Stated problem | Of all the lines in the records, how many hold the word "face"? Answer with the number only.

##########

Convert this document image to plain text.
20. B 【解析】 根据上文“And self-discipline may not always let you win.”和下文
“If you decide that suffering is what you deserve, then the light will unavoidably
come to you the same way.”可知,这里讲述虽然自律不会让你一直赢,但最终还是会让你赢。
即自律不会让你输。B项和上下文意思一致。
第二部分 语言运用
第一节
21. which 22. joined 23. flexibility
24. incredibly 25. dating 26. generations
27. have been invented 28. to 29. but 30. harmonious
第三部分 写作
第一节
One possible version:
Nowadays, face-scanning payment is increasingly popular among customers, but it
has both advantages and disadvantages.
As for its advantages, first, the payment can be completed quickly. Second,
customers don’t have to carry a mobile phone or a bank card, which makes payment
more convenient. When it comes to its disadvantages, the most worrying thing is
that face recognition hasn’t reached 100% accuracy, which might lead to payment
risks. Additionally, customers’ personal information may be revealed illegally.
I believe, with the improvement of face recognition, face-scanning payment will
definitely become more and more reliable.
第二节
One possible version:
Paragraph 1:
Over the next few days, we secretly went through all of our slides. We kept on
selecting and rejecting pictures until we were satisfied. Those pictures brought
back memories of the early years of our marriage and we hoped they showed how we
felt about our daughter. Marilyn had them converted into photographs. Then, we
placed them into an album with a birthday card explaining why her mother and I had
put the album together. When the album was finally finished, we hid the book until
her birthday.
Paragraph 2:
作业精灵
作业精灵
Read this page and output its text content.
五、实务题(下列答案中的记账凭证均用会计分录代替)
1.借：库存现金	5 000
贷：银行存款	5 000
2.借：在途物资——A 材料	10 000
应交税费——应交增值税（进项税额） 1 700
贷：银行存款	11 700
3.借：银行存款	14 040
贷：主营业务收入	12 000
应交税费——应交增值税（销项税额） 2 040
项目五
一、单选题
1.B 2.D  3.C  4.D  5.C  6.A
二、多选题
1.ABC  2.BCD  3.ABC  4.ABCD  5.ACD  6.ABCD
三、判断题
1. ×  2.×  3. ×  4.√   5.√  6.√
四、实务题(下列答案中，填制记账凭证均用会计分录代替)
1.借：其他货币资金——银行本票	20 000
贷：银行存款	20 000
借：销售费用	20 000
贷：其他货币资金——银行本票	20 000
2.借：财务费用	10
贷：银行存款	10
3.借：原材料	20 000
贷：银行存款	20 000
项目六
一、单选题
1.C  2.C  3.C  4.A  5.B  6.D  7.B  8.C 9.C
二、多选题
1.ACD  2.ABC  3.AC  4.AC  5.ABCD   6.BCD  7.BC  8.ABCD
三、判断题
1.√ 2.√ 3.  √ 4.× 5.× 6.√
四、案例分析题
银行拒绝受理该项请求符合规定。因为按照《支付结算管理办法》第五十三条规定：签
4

##########

Task output | 3